MATERIAL SUPPLIED:
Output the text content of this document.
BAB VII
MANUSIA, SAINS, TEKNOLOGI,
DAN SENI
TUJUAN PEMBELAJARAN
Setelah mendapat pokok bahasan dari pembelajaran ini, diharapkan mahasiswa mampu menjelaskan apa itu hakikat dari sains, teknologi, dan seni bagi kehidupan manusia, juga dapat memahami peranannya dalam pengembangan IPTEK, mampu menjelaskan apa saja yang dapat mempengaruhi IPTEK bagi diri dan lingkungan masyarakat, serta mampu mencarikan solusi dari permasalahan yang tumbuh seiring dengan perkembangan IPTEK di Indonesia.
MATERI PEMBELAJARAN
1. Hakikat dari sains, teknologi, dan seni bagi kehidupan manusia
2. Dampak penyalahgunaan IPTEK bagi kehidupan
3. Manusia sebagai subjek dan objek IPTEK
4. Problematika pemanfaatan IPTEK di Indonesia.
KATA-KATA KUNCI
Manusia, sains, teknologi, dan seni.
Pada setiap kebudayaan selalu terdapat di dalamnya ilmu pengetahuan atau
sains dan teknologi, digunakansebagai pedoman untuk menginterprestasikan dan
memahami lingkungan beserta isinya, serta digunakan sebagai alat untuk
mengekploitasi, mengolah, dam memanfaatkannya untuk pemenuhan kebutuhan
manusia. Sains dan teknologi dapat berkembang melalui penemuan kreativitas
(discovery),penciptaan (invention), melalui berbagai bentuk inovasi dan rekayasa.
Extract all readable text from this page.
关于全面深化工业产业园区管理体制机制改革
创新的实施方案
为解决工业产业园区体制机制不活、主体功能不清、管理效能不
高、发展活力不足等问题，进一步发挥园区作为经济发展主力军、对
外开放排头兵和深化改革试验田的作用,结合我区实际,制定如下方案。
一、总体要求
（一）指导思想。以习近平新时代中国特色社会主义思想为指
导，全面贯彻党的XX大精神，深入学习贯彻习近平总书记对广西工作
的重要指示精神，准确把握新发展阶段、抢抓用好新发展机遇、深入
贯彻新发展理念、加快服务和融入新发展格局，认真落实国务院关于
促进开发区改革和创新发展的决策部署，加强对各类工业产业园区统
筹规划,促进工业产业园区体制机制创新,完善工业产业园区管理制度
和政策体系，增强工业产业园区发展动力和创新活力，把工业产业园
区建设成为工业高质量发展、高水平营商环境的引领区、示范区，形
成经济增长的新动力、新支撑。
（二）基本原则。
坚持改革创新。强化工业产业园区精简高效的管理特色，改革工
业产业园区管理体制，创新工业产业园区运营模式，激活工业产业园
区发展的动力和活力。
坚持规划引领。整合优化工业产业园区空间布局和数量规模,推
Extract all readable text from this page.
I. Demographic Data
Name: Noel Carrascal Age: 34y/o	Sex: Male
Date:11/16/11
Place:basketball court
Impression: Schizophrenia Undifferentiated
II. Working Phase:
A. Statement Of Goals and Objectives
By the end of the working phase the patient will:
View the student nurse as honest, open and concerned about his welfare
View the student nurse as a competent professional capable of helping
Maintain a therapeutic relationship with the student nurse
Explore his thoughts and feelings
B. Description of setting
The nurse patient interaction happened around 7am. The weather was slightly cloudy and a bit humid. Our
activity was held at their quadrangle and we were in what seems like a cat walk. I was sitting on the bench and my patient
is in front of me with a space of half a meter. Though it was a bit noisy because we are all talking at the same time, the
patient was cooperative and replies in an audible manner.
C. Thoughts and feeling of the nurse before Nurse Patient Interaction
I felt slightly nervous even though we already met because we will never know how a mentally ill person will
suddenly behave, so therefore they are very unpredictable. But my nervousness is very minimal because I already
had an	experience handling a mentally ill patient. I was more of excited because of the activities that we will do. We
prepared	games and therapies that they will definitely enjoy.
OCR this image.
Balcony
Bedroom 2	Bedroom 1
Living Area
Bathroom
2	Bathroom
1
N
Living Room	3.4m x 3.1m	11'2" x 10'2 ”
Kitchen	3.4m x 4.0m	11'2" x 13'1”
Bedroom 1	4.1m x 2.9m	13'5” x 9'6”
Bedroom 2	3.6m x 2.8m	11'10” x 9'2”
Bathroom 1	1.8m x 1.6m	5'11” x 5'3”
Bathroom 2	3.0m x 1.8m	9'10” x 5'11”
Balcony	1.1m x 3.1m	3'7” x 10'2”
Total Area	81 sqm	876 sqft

THE EXERCISE: Every line above needs to be retyped exactly.

WORKED SOLUTION:
Output the text content of this document.
BAB VII
MANUSIA, SAINS, TEKNOLOGI,
DAN SENI
TUJUAN PEMBELAJARAN
Setelah mendapat pokok bahasan dari pembelajaran ini, diharapkan mahasiswa mampu menjelaskan apa itu hakikat dari sains, teknologi, dan seni bagi kehidupan manusia, juga dapat memahami peranannya dalam pengembangan IPTEK, mampu menjelaskan apa saja yang dapat mempengaruhi IPTEK bagi diri dan lingkungan masyarakat, serta mampu mencarikan solusi dari permasalahan yang tumbuh seiring dengan perkembangan IPTEK di Indonesia.
MATERI PEMBELAJARAN
1. Hakikat dari sains, teknologi, dan seni bagi kehidupan manusia
2. Dampak penyalahgunaan IPTEK bagi kehidupan
3. Manusia sebagai subjek dan objek IPTEK
4. Problematika pemanfaatan IPTEK di Indonesia.
KATA-KATA KUNCI
Manusia, sains, teknologi, dan seni.
Pada setiap kebudayaan selalu terdapat di dalamnya ilmu pengetahuan atau
sains dan teknologi, digunakansebagai pedoman untuk menginterprestasikan dan
memahami lingkungan beserta isinya, serta digunakan sebagai alat untuk
mengekploitasi, mengolah, dam memanfaatkannya untuk pemenuhan kebutuhan
manusia. Sains dan teknologi dapat berkembang melalui penemuan kreativitas
(discovery),penciptaan (invention), melalui berbagai bentuk inovasi dan rekayasa.
Extract all readable text from this page.
关于全面深化工业产业园区管理体制机制改革
创新的实施方案
为解决工业产业园区体制机制不活、主体功能不清、管理效能不
高、发展活力不足等问题，进一步发挥园区作为经济发展主力军、对
外开放排头兵和深化改革试验田的作用,结合我区实际,制定如下方案。
一、总体要求
（一）指导思想。以习近平新时代中国特色社会主义思想为指
导，全面贯彻党的XX大精神，深入学习贯彻习近平总书记对广西工作
的重要指示精神，准确把握新发展阶段、抢抓用好新发展机遇、深入
贯彻新发展理念、加快服务和融入新发展格局，认真落实国务院关于
促进开发区改革和创新发展的决策部署，加强对各类工业产业园区统
筹规划,促进工业产业园区体制机制创新,完善工业产业园区管理制度
和政策体系，增强工业产业园区发展动力和创新活力，把工业产业园
区建设成为工业高质量发展、高水平营商环境的引领区、示范区，形
成经济增长的新动力、新支撑。
（二）基本原则。
坚持改革创新。强化工业产业园区精简高效的管理特色，改革工
业产业园区管理体制，创新工业产业园区运营模式，激活工业产业园
区发展的动力和活力。
坚持规划引领。整合优化工业产业园区空间布局和数量规模,推
Extract all readable text from this page.
I. Demographic Data
Name: Noel Carrascal Age: 34y/o	Sex: Male
Date:11/16/11
Place:basketball court
Impression: Schizophrenia Undifferentiated
II. Working Phase:
A. Statement Of Goals and Objectives
By the end of the working phase the patient will:
View the student nurse as honest, open and concerned about his welfare
View the student nurse as a competent professional capable of helping
Maintain a therapeutic relationship with the student nurse
Explore his thoughts and feelings
B. Description of setting
The nurse patient interaction happened around 7am. The weather was slightly cloudy and a bit humid. Our
activity was held at their quadrangle and we were in what seems like a cat walk. I was sitting on the bench and my patient
is in front of me with a space of half a meter. Though it was a bit noisy because we are all talking at the same time, the
patient was cooperative and replies in an audible manner.
C. Thoughts and feeling of the nurse before Nurse Patient Interaction
I felt slightly nervous even though we already met because we will never know how a mentally ill person will
suddenly behave, so therefore they are very unpredictable. But my nervousness is very minimal because I already
had an	experience handling a mentally ill patient. I was more of excited because of the activities that we will do. We
prepared	games and therapies that they will definitely enjoy.
OCR this image.
Balcony
Bedroom 2	Bedroom 1
Living Area
Bathroom
2	Bathroom
1
N
Living Room	3.4m x 3.1m	11'2" x 10'2 ”
Kitchen	3.4m x 4.0m	11'2" x 13'1”
Bedroom 1	4.1m x 2.9m	13'5” x 9'6”
Bedroom 2	3.6m x 2.8m	11'10” x 9'2”
Bathroom 1	1.8m x 1.6m	5'11” x 5'3”
Bathroom 2	3.0m x 1.8m	9'10” x 5'11”
Balcony	1.1m x 3.1m	3'7” x 10'2”
Total Area	81 sqm	876 sqft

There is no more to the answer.